── EXERCISE MATERIAL

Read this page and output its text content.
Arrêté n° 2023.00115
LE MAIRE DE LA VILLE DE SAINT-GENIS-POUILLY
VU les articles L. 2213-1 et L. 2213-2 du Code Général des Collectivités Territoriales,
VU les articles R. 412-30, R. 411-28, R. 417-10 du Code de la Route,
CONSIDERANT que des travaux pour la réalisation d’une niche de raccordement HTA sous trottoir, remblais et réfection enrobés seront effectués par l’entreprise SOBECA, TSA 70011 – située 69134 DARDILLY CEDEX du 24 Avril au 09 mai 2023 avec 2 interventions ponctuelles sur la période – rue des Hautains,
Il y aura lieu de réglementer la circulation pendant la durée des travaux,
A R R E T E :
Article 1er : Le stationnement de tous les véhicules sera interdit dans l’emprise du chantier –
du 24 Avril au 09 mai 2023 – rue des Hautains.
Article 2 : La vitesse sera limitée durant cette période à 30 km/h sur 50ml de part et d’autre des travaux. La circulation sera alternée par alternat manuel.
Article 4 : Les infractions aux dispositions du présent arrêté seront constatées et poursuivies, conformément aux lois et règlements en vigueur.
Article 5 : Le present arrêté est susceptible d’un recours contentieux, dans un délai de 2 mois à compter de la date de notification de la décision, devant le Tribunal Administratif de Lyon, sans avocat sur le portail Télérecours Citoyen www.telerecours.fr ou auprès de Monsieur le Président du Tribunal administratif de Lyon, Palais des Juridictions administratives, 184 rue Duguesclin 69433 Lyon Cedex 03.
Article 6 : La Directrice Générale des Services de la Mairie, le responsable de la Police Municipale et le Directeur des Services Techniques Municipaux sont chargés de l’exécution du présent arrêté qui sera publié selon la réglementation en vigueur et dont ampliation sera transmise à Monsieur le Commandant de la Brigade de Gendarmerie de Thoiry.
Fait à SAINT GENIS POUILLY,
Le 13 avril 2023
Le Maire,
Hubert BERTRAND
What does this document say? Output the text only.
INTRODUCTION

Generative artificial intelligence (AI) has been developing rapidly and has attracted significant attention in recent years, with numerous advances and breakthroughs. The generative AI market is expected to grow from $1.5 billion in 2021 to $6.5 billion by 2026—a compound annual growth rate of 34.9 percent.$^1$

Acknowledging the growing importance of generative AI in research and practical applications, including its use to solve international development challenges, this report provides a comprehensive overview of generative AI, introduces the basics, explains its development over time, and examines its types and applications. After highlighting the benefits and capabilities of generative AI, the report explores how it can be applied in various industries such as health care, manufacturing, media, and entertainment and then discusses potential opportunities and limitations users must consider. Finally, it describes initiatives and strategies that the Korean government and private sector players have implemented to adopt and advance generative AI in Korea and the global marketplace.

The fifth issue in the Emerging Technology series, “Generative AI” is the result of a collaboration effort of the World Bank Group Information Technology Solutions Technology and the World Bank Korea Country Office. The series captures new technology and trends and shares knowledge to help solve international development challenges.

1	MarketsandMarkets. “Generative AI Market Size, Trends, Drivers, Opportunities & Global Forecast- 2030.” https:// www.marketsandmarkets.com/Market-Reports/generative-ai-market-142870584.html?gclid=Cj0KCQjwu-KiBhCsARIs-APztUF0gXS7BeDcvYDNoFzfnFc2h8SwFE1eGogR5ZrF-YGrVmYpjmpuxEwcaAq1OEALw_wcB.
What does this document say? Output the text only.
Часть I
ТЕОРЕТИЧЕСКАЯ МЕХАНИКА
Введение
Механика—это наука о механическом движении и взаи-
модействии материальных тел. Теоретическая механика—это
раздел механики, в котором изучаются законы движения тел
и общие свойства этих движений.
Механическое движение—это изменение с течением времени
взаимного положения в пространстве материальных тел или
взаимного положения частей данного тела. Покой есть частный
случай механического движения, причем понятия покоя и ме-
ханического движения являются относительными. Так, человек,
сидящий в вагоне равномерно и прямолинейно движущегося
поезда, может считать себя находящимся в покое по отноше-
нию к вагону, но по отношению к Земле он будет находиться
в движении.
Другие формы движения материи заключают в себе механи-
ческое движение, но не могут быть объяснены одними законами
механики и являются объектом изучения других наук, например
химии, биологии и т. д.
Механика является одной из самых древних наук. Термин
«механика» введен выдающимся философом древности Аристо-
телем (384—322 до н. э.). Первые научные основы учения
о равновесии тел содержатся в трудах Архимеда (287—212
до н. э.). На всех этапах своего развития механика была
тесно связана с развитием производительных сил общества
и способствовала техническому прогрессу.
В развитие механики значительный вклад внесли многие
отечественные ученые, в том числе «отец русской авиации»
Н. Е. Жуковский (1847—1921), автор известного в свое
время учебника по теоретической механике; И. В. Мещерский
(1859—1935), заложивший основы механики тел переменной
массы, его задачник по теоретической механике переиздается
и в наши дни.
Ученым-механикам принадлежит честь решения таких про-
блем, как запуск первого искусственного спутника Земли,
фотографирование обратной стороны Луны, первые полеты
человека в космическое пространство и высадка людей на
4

────

EXERCISE
In this exercise, repeat all entries exactly.

THE ANSWER
Read this page and output its text content.
Arrêté n° 2023.00115
LE MAIRE DE LA VILLE DE SAINT-GENIS-POUILLY
VU les articles L. 2213-1 et L. 2213-2 du Code Général des Collectivités Territoriales,
VU les articles R. 412-30, R. 411-28, R. 417-10 du Code de la Route,
CONSIDERANT que des travaux pour la réalisation d’une niche de raccordement HTA sous trottoir, remblais et réfection enrobés seront effectués par l’entreprise SOBECA, TSA 70011 – située 69134 DARDILLY CEDEX du 24 Avril au 09 mai 2023 avec 2 interventions ponctuelles sur la période – rue des Hautains,
Il y aura lieu de réglementer la circulation pendant la durée des travaux,
A R R E T E :
Article 1er : Le stationnement de tous les véhicules sera interdit dans l’emprise du chantier –
du 24 Avril au 09 mai 2023 – rue des Hautains.
Article 2 : La vitesse sera limitée durant cette période à 30 km/h sur 50ml de part et d’autre des travaux. La circulation sera alternée par alternat manuel.
Article 4 : Les infractions aux dispositions du présent arrêté seront constatées et poursuivies, conformément aux lois et règlements en vigueur.
Article 5 : Le present arrêté est susceptible d’un recours contentieux, dans un délai de 2 mois à compter de la date de notification de la décision, devant le Tribunal Administratif de Lyon, sans avocat sur le portail Télérecours Citoyen www.telerecours.fr ou auprès de Monsieur le Président du Tribunal administratif de Lyon, Palais des Juridictions administratives, 184 rue Duguesclin 69433 Lyon Cedex 03.
Article 6 : La Directrice Générale des Services de la Mairie, le responsable de la Police Municipale et le Directeur des Services Techniques Municipaux sont chargés de l’exécution du présent arrêté qui sera publié selon la réglementation en vigueur et dont ampliation sera transmise à Monsieur le Commandant de la Brigade de Gendarmerie de Thoiry.
Fait à SAINT GENIS POUILLY,
Le 13 avril 2023
Le Maire,
Hubert BERTRAND
What does this document say? Output the text only.
INTRODUCTION

Generative artificial intelligence (AI) has been developing rapidly and has attracted significant attention in recent years, with numerous advances and breakthroughs. The generative AI market is expected to grow from $1.5 billion in 2021 to $6.5 billion by 2026—a compound annual growth rate of 34.9 percent.$^1$

Acknowledging the growing importance of generative AI in research and practical applications, including its use to solve international development challenges, this report provides a comprehensive overview of generative AI, introduces the basics, explains its development over time, and examines its types and applications. After highlighting the benefits and capabilities of generative AI, the report explores how it can be applied in various industries such as health care, manufacturing, media, and entertainment and then discusses potential opportunities and limitations users must consider. Finally, it describes initiatives and strategies that the Korean government and private sector players have implemented to adopt and advance generative AI in Korea and the global marketplace.

The fifth issue in the Emerging Technology series, “Generative AI” is the result of a collaboration effort of the World Bank Group Information Technology Solutions Technology and the World Bank Korea Country Office. The series captures new technology and trends and shares knowledge to help solve international development challenges.

1	MarketsandMarkets. “Generative AI Market Size, Trends, Drivers, Opportunities & Global Forecast- 2030.” https:// www.marketsandmarkets.com/Market-Reports/generative-ai-market-142870584.html?gclid=Cj0KCQjwu-KiBhCsARIs-APztUF0gXS7BeDcvYDNoFzfnFc2h8SwFE1eGogR5ZrF-YGrVmYpjmpuxEwcaAq1OEALw_wcB.
What does this document say? Output the text only.
Часть I
ТЕОРЕТИЧЕСКАЯ МЕХАНИКА
Введение
Механика—это наука о механическом движении и взаи-
модействии материальных тел. Теоретическая механика—это
раздел механики, в котором изучаются законы движения тел
и общие свойства этих движений.
Механическое движение—это изменение с течением времени
взаимного положения в пространстве материальных тел или
взаимного положения частей данного тела. Покой есть частный
случай механического движения, причем понятия покоя и ме-
ханического движения являются относительными. Так, человек,
сидящий в вагоне равномерно и прямолинейно движущегося
поезда, может считать себя находящимся в покое по отноше-
нию к вагону, но по отношению к Земле он будет находиться
в движении.
Другие формы движения материи заключают в себе механи-
ческое движение, но не могут быть объяснены одними законами
механики и являются объектом изучения других наук, например
химии, биологии и т. д.
Механика является одной из самых древних наук. Термин
«механика» введен выдающимся философом древности Аристо-
телем (384—322 до н. э.). Первые научные основы учения
о равновесии тел содержатся в трудах Архимеда (287—212
до н. э.). На всех этапах своего развития механика была
тесно связана с развитием производительных сил общества
и способствовала техническому прогрессу.
В развитие механики значительный вклад внесли многие
отечественные ученые, в том числе «отец русской авиации»
Н. Е. Жуковский (1847—1921), автор известного в свое
время учебника по теоретической механике; И. В. Мещерский
(1859—1935), заложивший основы механики тел переменной
массы, его задачник по теоретической механике переиздается
и в наши дни.
Ученым-механикам принадлежит честь решения таких про-
блем, как запуск первого искусственного спутника Земли,
фотографирование обратной стороны Луны, первые полеты
человека в космическое пространство и высадка людей на
4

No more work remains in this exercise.